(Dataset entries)
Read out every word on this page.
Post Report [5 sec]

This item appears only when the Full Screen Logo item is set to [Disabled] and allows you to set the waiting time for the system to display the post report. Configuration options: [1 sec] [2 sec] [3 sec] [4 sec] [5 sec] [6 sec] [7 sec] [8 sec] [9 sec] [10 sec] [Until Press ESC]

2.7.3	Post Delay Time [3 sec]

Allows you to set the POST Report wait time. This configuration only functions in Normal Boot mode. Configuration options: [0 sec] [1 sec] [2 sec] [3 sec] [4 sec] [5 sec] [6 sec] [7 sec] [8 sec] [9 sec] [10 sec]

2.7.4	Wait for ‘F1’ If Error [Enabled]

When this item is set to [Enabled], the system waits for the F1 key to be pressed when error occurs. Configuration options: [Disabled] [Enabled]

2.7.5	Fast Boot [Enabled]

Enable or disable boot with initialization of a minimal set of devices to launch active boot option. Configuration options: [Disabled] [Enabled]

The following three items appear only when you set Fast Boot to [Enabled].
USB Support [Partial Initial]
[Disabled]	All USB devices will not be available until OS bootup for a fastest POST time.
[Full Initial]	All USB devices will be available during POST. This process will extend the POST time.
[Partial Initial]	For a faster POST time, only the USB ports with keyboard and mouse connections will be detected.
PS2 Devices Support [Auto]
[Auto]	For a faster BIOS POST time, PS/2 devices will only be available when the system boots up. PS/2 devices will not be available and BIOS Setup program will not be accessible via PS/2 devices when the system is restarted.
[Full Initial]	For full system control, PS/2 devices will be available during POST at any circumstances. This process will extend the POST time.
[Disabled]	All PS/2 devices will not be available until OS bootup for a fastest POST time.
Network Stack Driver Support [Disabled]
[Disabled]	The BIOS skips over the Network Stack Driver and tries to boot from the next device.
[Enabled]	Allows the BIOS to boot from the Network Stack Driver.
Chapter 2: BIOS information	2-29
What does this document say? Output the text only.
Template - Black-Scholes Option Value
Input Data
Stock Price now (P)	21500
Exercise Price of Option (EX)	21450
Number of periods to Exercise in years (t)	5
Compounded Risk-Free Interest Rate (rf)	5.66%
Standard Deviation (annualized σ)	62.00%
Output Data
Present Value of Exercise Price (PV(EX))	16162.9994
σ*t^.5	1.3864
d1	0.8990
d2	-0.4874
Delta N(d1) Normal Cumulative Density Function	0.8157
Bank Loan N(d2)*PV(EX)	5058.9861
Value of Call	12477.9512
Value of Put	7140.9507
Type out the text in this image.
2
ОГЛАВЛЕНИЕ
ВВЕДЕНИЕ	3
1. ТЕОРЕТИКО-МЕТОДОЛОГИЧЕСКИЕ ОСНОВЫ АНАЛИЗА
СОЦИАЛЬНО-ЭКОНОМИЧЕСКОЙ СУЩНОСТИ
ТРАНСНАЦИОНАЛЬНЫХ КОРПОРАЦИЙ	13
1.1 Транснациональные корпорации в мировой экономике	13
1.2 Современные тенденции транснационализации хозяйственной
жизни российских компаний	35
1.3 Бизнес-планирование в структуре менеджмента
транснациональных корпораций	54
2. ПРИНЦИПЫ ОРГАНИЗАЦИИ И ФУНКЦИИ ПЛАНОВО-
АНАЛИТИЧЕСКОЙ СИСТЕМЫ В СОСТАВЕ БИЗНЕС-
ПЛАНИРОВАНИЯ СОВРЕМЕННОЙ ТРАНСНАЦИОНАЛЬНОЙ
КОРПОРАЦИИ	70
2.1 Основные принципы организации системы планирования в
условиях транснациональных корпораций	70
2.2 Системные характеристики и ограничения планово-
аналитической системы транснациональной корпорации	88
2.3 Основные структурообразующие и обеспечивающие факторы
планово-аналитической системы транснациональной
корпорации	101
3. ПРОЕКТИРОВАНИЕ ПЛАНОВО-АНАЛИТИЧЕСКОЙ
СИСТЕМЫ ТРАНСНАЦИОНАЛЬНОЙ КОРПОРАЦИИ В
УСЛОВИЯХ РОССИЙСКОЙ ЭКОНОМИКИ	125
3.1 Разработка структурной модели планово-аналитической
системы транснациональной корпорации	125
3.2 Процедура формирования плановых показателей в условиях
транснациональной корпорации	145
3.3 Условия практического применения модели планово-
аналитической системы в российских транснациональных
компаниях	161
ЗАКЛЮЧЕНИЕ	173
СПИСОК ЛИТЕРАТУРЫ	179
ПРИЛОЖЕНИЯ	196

> GOAL:
Every line of the listing that holds "extend" should be found and copied.

> CORRECT RESPONSE:
[Full Initial]	All USB devices will be available during POST. This process will extend the POST time.
[Full Initial]	For full system control, PS/2 devices will be available during POST at any circumstances. This process will extend the POST time.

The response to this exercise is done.